• **OBJECTIVE**: Sift the listing for lines that hold the string "products" and pull them out.

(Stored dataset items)
-- start --

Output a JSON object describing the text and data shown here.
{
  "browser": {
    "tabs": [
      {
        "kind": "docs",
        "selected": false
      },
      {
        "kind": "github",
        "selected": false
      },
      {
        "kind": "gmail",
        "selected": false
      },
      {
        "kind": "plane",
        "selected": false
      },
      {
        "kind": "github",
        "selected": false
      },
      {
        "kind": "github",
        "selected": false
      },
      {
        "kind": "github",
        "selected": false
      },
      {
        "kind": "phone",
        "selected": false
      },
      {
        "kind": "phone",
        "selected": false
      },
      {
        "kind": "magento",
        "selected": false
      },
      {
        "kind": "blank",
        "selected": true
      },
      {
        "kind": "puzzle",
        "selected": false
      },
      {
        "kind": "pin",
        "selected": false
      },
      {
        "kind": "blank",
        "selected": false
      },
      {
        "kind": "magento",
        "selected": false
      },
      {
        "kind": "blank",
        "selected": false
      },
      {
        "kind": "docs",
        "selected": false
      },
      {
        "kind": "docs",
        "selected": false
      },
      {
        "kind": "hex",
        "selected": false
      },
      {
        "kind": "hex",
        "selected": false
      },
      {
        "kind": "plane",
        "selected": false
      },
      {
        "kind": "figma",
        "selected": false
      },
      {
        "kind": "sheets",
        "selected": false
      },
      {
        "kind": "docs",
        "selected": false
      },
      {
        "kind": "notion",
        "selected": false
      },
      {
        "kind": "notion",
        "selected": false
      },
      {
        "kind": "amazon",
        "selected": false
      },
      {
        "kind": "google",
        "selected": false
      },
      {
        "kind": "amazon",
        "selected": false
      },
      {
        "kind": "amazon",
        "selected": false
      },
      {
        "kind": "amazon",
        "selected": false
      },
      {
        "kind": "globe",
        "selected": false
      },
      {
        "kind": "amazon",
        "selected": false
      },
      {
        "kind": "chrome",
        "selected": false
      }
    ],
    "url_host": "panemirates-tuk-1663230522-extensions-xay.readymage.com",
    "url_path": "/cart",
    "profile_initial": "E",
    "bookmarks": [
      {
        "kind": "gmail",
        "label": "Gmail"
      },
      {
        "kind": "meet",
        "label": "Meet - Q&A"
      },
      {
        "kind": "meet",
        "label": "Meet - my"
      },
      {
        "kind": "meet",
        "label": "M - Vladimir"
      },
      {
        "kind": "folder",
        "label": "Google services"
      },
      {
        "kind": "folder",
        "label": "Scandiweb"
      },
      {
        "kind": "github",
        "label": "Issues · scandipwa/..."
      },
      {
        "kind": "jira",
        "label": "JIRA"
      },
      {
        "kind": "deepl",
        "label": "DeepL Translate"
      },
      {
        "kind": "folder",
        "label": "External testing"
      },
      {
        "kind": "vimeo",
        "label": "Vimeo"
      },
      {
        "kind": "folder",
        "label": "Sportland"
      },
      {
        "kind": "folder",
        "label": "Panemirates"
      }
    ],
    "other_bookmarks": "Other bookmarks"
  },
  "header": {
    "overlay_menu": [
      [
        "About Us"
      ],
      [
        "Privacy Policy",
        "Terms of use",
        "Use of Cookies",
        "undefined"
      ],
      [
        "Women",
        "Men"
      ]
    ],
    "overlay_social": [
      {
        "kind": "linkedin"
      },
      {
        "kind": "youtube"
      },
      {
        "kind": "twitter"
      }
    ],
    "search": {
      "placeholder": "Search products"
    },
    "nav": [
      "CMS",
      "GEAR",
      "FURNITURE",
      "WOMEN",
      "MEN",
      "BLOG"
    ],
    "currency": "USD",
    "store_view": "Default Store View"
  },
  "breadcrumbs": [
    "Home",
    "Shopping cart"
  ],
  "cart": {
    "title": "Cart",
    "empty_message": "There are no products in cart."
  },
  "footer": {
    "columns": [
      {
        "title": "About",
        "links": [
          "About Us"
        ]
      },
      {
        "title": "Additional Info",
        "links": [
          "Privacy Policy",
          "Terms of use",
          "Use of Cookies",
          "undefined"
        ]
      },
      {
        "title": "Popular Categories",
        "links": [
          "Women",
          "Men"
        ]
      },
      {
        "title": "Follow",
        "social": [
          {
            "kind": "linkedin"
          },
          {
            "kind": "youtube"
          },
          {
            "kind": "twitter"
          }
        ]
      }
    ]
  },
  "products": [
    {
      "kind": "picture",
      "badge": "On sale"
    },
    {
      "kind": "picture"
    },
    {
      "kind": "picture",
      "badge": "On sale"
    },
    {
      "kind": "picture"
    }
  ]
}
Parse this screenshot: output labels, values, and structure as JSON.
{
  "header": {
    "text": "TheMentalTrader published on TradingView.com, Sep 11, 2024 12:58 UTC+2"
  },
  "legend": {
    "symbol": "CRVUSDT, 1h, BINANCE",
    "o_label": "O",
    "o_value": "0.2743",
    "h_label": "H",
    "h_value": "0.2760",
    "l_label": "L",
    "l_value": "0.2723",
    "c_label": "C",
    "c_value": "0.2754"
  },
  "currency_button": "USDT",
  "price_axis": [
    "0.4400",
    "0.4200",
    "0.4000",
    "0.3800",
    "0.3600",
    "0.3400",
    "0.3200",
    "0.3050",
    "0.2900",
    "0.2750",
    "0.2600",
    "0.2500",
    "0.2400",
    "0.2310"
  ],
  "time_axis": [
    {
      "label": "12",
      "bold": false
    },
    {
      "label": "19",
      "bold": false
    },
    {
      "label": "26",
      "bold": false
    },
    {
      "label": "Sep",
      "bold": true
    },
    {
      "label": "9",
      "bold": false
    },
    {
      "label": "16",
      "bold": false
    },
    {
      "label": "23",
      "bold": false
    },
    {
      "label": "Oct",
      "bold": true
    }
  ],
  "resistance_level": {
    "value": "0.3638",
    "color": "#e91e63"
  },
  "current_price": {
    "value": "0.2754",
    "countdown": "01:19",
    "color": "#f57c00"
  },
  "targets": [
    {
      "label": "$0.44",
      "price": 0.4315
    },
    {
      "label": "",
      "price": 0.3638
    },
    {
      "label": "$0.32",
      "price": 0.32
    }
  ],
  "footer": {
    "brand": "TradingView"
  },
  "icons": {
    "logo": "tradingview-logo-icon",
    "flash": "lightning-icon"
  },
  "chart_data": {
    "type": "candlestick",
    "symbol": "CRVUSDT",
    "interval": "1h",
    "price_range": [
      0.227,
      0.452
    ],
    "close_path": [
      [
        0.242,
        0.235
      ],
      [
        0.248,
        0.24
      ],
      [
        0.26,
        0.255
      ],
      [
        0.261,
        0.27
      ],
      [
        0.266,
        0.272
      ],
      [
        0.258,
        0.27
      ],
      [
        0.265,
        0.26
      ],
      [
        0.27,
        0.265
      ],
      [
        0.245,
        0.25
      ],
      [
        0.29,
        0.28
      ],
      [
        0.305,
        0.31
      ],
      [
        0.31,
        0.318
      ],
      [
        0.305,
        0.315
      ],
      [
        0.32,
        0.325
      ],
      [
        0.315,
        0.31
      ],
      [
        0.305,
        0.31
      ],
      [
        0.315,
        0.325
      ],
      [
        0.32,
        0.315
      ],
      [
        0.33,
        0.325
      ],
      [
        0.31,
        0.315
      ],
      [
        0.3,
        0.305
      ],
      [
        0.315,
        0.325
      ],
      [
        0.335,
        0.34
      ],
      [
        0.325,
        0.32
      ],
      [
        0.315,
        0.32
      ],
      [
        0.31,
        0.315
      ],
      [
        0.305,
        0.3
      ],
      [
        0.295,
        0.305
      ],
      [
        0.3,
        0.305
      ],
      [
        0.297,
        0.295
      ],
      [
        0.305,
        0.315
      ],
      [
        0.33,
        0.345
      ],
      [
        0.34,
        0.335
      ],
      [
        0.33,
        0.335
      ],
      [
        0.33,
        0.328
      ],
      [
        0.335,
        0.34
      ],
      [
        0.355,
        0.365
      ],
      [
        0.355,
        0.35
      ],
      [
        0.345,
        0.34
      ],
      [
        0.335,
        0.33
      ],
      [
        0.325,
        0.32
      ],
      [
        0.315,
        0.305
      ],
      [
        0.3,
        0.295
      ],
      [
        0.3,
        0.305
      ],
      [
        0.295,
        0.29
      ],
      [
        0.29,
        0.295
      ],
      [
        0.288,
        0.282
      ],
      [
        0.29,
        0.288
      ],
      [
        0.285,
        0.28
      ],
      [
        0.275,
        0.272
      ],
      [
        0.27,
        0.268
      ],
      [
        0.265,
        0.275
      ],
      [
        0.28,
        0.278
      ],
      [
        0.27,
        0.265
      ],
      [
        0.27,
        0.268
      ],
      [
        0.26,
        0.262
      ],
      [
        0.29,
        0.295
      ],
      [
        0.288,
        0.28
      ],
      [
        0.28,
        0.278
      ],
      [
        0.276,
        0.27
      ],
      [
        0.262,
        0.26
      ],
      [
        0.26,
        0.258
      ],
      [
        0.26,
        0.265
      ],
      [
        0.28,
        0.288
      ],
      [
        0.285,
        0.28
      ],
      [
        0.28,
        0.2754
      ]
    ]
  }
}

-- end --

• **THE REPLY**:
      "placeholder": "Search products"
    "empty_message": "There are no products in cart."
  "products": [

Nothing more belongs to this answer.